** Start of Data rows **

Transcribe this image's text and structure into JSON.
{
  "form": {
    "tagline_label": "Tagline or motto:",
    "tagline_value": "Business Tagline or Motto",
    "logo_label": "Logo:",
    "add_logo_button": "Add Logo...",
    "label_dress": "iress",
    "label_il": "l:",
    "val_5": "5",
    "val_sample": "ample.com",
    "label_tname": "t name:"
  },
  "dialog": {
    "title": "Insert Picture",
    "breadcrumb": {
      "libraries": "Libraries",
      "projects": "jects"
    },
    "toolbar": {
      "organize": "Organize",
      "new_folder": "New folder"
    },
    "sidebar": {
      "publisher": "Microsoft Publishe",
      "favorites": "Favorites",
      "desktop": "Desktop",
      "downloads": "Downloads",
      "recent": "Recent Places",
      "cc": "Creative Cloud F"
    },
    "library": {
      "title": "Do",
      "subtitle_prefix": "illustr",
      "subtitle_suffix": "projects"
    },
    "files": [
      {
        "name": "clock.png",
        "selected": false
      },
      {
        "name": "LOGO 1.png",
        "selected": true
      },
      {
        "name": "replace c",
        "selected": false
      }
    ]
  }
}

** End of Data rows **

From the preceding material, extract every line exactly.

- **Completed task**
Transcribe this image's text and structure into JSON.
{
  "form": {
    "tagline_label": "Tagline or motto:",
    "tagline_value": "Business Tagline or Motto",
    "logo_label": "Logo:",
    "add_logo_button": "Add Logo...",
    "label_dress": "iress",
    "label_il": "l:",
    "val_5": "5",
    "val_sample": "ample.com",
    "label_tname": "t name:"
  },
  "dialog": {
    "title": "Insert Picture",
    "breadcrumb": {
      "libraries": "Libraries",
      "projects": "jects"
    },
    "toolbar": {
      "organize": "Organize",
      "new_folder": "New folder"
    },
    "sidebar": {
      "publisher": "Microsoft Publishe",
      "favorites": "Favorites",
      "desktop": "Desktop",
      "downloads": "Downloads",
      "recent": "Recent Places",
      "cc": "Creative Cloud F"
    },
    "library": {
      "title": "Do",
      "subtitle_prefix": "illustr",
      "subtitle_suffix": "projects"
    },
    "files": [
      {
        "name": "clock.png",
        "selected": false
      },
      {
        "name": "LOGO 1.png",
        "selected": true
      },
      {
        "name": "replace c",
        "selected": false
      }
    ]
  }
}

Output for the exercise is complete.